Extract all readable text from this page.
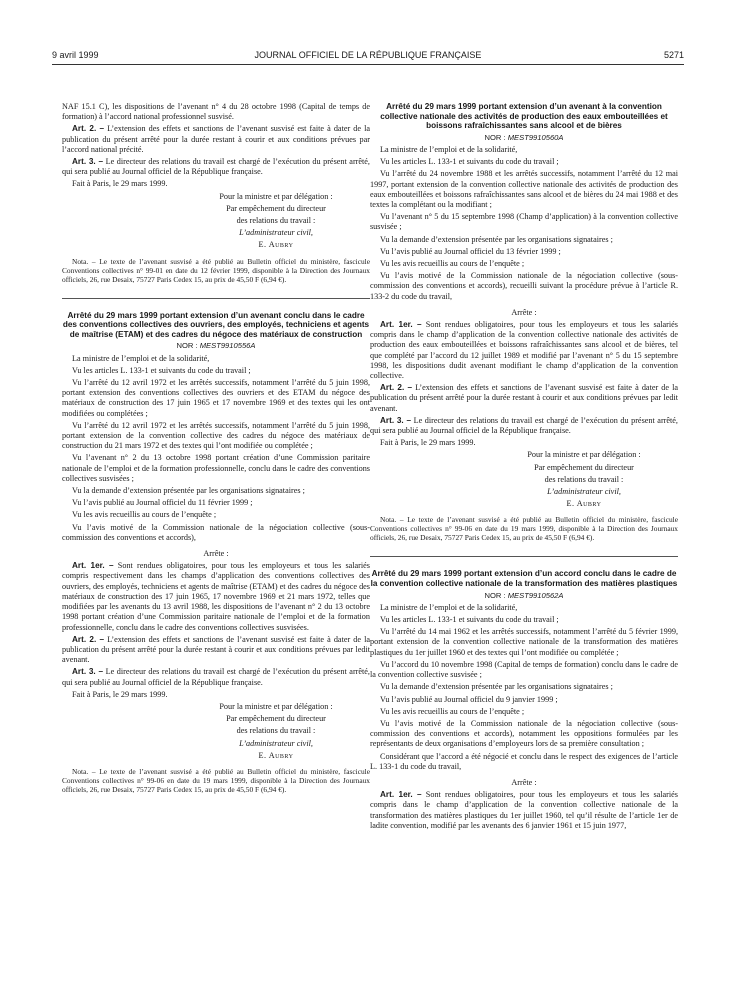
9 avril 1999	JOURNAL OFFICIEL DE LA RÉPUBLIQUE FRANÇAISE	5271

NAF 15.1 C), les dispositions de l’avenant n° 4 du 28 octobre 1998 (Capital de temps de formation) à l’accord national professionnel susvisé.

Art. 2. – L’extension des effets et sanctions de l’avenant susvisé est faite à dater de la publication du présent arrêté pour la durée restant à courir et aux conditions prévues par l’accord national précité.

Art. 3. – Le directeur des relations du travail est chargé de l’exécution du présent arrêté, qui sera publié au Journal officiel de la République française.

Fait à Paris, le 29 mars 1999.

Pour la ministre et par délégation :

Par empêchement du directeur

des relations du travail :

L’administrateur civil,

E. Aubry

Nota. – Le texte de l’avenant susvisé a été publié au Bulletin officiel du ministère, fascicule Conventions collectives n° 99-01 en date du 12 février 1999, disponible à la Direction des Journaux officiels, 26, rue Desaix, 75727 Paris Cedex 15, au prix de 45,50 F (6,94 €).

Arrêté du 29 mars 1999 portant extension d’un avenant conclu dans le cadre des conventions collectives des ouvriers, des employés, techniciens et agents de maîtrise (ETAM) et des cadres du négoce des matériaux de construction

NOR : MEST9910556A

La ministre de l’emploi et de la solidarité,

Vu les articles L. 133-1 et suivants du code du travail ;

Vu l’arrêté du 12 avril 1972 et les arrêtés successifs, notamment l’arrêté du 5 juin 1998, portant extension des conventions collectives des ouvriers et des ETAM du négoce des matériaux de construction des 17 juin 1965 et 17 novembre 1969 et des textes qui les ont modifiées ou complétées ;

Vu l’arrêté du 12 avril 1972 et les arrêtés successifs, notamment l’arrêté du 5 juin 1998, portant extension de la convention collective des cadres du négoce des matériaux de construction du 21 mars 1972 et des textes qui l’ont modifiée ou complétée ;

Vu l’avenant n° 2 du 13 octobre 1998 portant création d’une Commission paritaire nationale de l’emploi et de la formation professionnelle, conclu dans le cadre des conventions collectives susvisées ;

Vu la demande d’extension présentée par les organisations signataires ;

Vu l’avis publié au Journal officiel du 11 février 1999 ;

Vu les avis recueillis au cours de l’enquête ;

Vu l’avis motivé de la Commission nationale de la négociation collective (sous-commission des conventions et accords),

Arrête :

Art. 1er. – Sont rendues obligatoires, pour tous les employeurs et tous les salariés compris respectivement dans les champs d’application des conventions collectives des ouvriers, des employés, techniciens et agents de maîtrise (ETAM) et des cadres du négoce des matériaux de construction des 17 juin 1965, 17 novembre 1969 et 21 mars 1972, telles que modifiées par les avenants du 13 avril 1988, les dispositions de l’avenant n° 2 du 13 octobre 1998 portant création d’une Commission paritaire nationale de l’emploi et de la formation professionnelle, conclu dans le cadre des conventions collectives susvisées.

Art. 2. – L’extension des effets et sanctions de l’avenant susvisé est faite à dater de la publication du présent arrêté pour la durée restant à courir et aux conditions prévues par ledit avenant.

Art. 3. – Le directeur des relations du travail est chargé de l’exécution du présent arrêté, qui sera publié au Journal officiel de la République française.

Fait à Paris, le 29 mars 1999.

Pour la ministre et par délégation :

Par empêchement du directeur

des relations du travail :

L’administrateur civil,

E. Aubry

Nota. – Le texte de l’avenant susvisé a été publié au Bulletin officiel du ministère, fascicule Conventions collectives n° 99-06 en date du 19 mars 1999, disponible à la Direction des Journaux officiels, 26, rue Desaix, 75727 Paris Cedex 15, au prix de 45,50 F (6,94 €).

Arrêté du 29 mars 1999 portant extension d’un avenant à la convention collective nationale des activités de production des eaux embouteillées et boissons rafraîchissantes sans alcool et de bières

NOR : MEST9910560A

La ministre de l’emploi et de la solidarité,

Vu les articles L. 133-1 et suivants du code du travail ;

Vu l’arrêté du 24 novembre 1988 et les arrêtés successifs, notamment l’arrêté du 12 mai 1997, portant extension de la convention collective nationale des activités de production des eaux embouteillées et boissons rafraîchissantes sans alcool et de bières du 24 mai 1988 et des textes la complétant ou la modifiant ;

Vu l’avenant n° 5 du 15 septembre 1998 (Champ d’application) à la convention collective susvisée ;

Vu la demande d’extension présentée par les organisations signataires ;

Vu l’avis publié au Journal officiel du 13 février 1999 ;

Vu les avis recueillis au cours de l’enquête ;

Vu l’avis motivé de la Commission nationale de la négociation collective (sous-commission des conventions et accords), recueilli suivant la procédure prévue à l’article R. 133-2 du code du travail,

Arrête :

Art. 1er. – Sont rendues obligatoires, pour tous les employeurs et tous les salariés compris dans le champ d’application de la convention collective nationale des activités de production des eaux embouteillées et boissons rafraîchissantes sans alcool et de bières, tel que complété par l’accord du 12 juillet 1989 et modifié par l’avenant n° 5 du 15 septembre 1998, les dispositions dudit avenant modifiant le champ d’application de la convention collective.

Art. 2. – L’extension des effets et sanctions de l’avenant susvisé est faite à dater de la publication du présent arrêté pour la durée restant à courir et aux conditions prévues par ledit avenant.

Art. 3. – Le directeur des relations du travail est chargé de l’exécution du présent arrêté, qui sera publié au Journal officiel de la République française.

Fait à Paris, le 29 mars 1999.

Pour la ministre et par délégation :

Par empêchement du directeur

des relations du travail :

L’administrateur civil,

E. Aubry

Nota. – Le texte de l’avenant susvisé a été publié au Bulletin officiel du ministère, fascicule Conventions collectives n° 99-06 en date du 19 mars 1999, disponible à la Direction des Journaux officiels, 26, rue Desaix, 75727 Paris Cedex 15, au prix de 45,50 F (6,94 €).

Arrêté du 29 mars 1999 portant extension d’un accord conclu dans le cadre de la convention collective nationale de la transformation des matières plastiques

NOR : MEST9910562A

La ministre de l’emploi et de la solidarité,

Vu les articles L. 133-1 et suivants du code du travail ;

Vu l’arrêté du 14 mai 1962 et les arrêtés successifs, notamment l’arrêté du 5 février 1999, portant extension de la convention collective nationale de la transformation des matières plastiques du 1er juillet 1960 et des textes qui l’ont modifiée ou complétée ;

Vu l’accord du 10 novembre 1998 (Capital de temps de formation) conclu dans le cadre de la convention collective susvisée ;

Vu la demande d’extension présentée par les organisations signataires ;

Vu l’avis publié au Journal officiel du 9 janvier 1999 ;

Vu les avis recueillis au cours de l’enquête ;

Vu l’avis motivé de la Commission nationale de la négociation collective (sous-commission des conventions et accords), notamment les oppositions formulées par les représentants de deux organisations d’employeurs lors de sa première consultation ;

Considérant que l’accord a été négocié et conclu dans le respect des exigences de l’article L. 133-1 du code du travail,

Arrête :

Art. 1er. – Sont rendues obligatoires, pour tous les employeurs et tous les salariés compris dans le champ d’application de la convention collective nationale de la transformation des matières plastiques du 1er juillet 1960, tel qu’il résulte de l’article 1er de ladite convention, modifié par les avenants des 6 janvier 1961 et 15 juin 1977,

Description of the task: Nothing but the pictures may be dropped; output the records above exactly.

Answer for the task:
Extract all readable text from this page.
9 avril 1999	JOURNAL OFFICIEL DE LA RÉPUBLIQUE FRANÇAISE	5271

NAF 15.1 C), les dispositions de l’avenant n° 4 du 28 octobre 1998 (Capital de temps de formation) à l’accord national professionnel susvisé.

Art. 2. – L’extension des effets et sanctions de l’avenant susvisé est faite à dater de la publication du présent arrêté pour la durée restant à courir et aux conditions prévues par l’accord national précité.

Art. 3. – Le directeur des relations du travail est chargé de l’exécution du présent arrêté, qui sera publié au Journal officiel de la République française.

Fait à Paris, le 29 mars 1999.

Pour la ministre et par délégation :

Par empêchement du directeur

des relations du travail :

L’administrateur civil,

E. Aubry

Nota. – Le texte de l’avenant susvisé a été publié au Bulletin officiel du ministère, fascicule Conventions collectives n° 99-01 en date du 12 février 1999, disponible à la Direction des Journaux officiels, 26, rue Desaix, 75727 Paris Cedex 15, au prix de 45,50 F (6,94 €).

Arrêté du 29 mars 1999 portant extension d’un avenant conclu dans le cadre des conventions collectives des ouvriers, des employés, techniciens et agents de maîtrise (ETAM) et des cadres du négoce des matériaux de construction

NOR : MEST9910556A

La ministre de l’emploi et de la solidarité,

Vu les articles L. 133-1 et suivants du code du travail ;

Vu l’arrêté du 12 avril 1972 et les arrêtés successifs, notamment l’arrêté du 5 juin 1998, portant extension des conventions collectives des ouvriers et des ETAM du négoce des matériaux de construction des 17 juin 1965 et 17 novembre 1969 et des textes qui les ont modifiées ou complétées ;

Vu l’arrêté du 12 avril 1972 et les arrêtés successifs, notamment l’arrêté du 5 juin 1998, portant extension de la convention collective des cadres du négoce des matériaux de construction du 21 mars 1972 et des textes qui l’ont modifiée ou complétée ;

Vu l’avenant n° 2 du 13 octobre 1998 portant création d’une Commission paritaire nationale de l’emploi et de la formation professionnelle, conclu dans le cadre des conventions collectives susvisées ;

Vu la demande d’extension présentée par les organisations signataires ;

Vu l’avis publié au Journal officiel du 11 février 1999 ;

Vu les avis recueillis au cours de l’enquête ;

Vu l’avis motivé de la Commission nationale de la négociation collective (sous-commission des conventions et accords),

Arrête :

Art. 1er. – Sont rendues obligatoires, pour tous les employeurs et tous les salariés compris respectivement dans les champs d’application des conventions collectives des ouvriers, des employés, techniciens et agents de maîtrise (ETAM) et des cadres du négoce des matériaux de construction des 17 juin 1965, 17 novembre 1969 et 21 mars 1972, telles que modifiées par les avenants du 13 avril 1988, les dispositions de l’avenant n° 2 du 13 octobre 1998 portant création d’une Commission paritaire nationale de l’emploi et de la formation professionnelle, conclu dans le cadre des conventions collectives susvisées.

Art. 2. – L’extension des effets et sanctions de l’avenant susvisé est faite à dater de la publication du présent arrêté pour la durée restant à courir et aux conditions prévues par ledit avenant.

Art. 3. – Le directeur des relations du travail est chargé de l’exécution du présent arrêté, qui sera publié au Journal officiel de la République française.

Fait à Paris, le 29 mars 1999.

Pour la ministre et par délégation :

Par empêchement du directeur

des relations du travail :

L’administrateur civil,

E. Aubry

Nota. – Le texte de l’avenant susvisé a été publié au Bulletin officiel du ministère, fascicule Conventions collectives n° 99-06 en date du 19 mars 1999, disponible à la Direction des Journaux officiels, 26, rue Desaix, 75727 Paris Cedex 15, au prix de 45,50 F (6,94 €).

Arrêté du 29 mars 1999 portant extension d’un avenant à la convention collective nationale des activités de production des eaux embouteillées et boissons rafraîchissantes sans alcool et de bières

NOR : MEST9910560A

La ministre de l’emploi et de la solidarité,

Vu les articles L. 133-1 et suivants du code du travail ;

Vu l’arrêté du 24 novembre 1988 et les arrêtés successifs, notamment l’arrêté du 12 mai 1997, portant extension de la convention collective nationale des activités de production des eaux embouteillées et boissons rafraîchissantes sans alcool et de bières du 24 mai 1988 et des textes la complétant ou la modifiant ;

Vu l’avenant n° 5 du 15 septembre 1998 (Champ d’application) à la convention collective susvisée ;

Vu la demande d’extension présentée par les organisations signataires ;

Vu l’avis publié au Journal officiel du 13 février 1999 ;

Vu les avis recueillis au cours de l’enquête ;

Vu l’avis motivé de la Commission nationale de la négociation collective (sous-commission des conventions et accords), recueilli suivant la procédure prévue à l’article R. 133-2 du code du travail,

Arrête :

Art. 1er. – Sont rendues obligatoires, pour tous les employeurs et tous les salariés compris dans le champ d’application de la convention collective nationale des activités de production des eaux embouteillées et boissons rafraîchissantes sans alcool et de bières, tel que complété par l’accord du 12 juillet 1989 et modifié par l’avenant n° 5 du 15 septembre 1998, les dispositions dudit avenant modifiant le champ d’application de la convention collective.

Art. 2. – L’extension des effets et sanctions de l’avenant susvisé est faite à dater de la publication du présent arrêté pour la durée restant à courir et aux conditions prévues par ledit avenant.

Art. 3. – Le directeur des relations du travail est chargé de l’exécution du présent arrêté, qui sera publié au Journal officiel de la République française.

Fait à Paris, le 29 mars 1999.

Pour la ministre et par délégation :

Par empêchement du directeur

des relations du travail :

L’administrateur civil,

E. Aubry

Nota. – Le texte de l’avenant susvisé a été publié au Bulletin officiel du ministère, fascicule Conventions collectives n° 99-06 en date du 19 mars 1999, disponible à la Direction des Journaux officiels, 26, rue Desaix, 75727 Paris Cedex 15, au prix de 45,50 F (6,94 €).

Arrêté du 29 mars 1999 portant extension d’un accord conclu dans le cadre de la convention collective nationale de la transformation des matières plastiques

NOR : MEST9910562A

La ministre de l’emploi et de la solidarité,

Vu les articles L. 133-1 et suivants du code du travail ;

Vu l’arrêté du 14 mai 1962 et les arrêtés successifs, notamment l’arrêté du 5 février 1999, portant extension de la convention collective nationale de la transformation des matières plastiques du 1er juillet 1960 et des textes qui l’ont modifiée ou complétée ;

Vu l’accord du 10 novembre 1998 (Capital de temps de formation) conclu dans le cadre de la convention collective susvisée ;

Vu la demande d’extension présentée par les organisations signataires ;

Vu l’avis publié au Journal officiel du 9 janvier 1999 ;

Vu les avis recueillis au cours de l’enquête ;

Vu l’avis motivé de la Commission nationale de la négociation collective (sous-commission des conventions et accords), notamment les oppositions formulées par les représentants de deux organisations d’employeurs lors de sa première consultation ;

Considérant que l’accord a été négocié et conclu dans le respect des exigences de l’article L. 133-1 du code du travail,

Arrête :

Art. 1er. – Sont rendues obligatoires, pour tous les employeurs et tous les salariés compris dans le champ d’application de la convention collective nationale de la transformation des matières plastiques du 1er juillet 1960, tel qu’il résulte de l’article 1er de ladite convention, modifié par les avenants des 6 janvier 1961 et 15 juin 1977,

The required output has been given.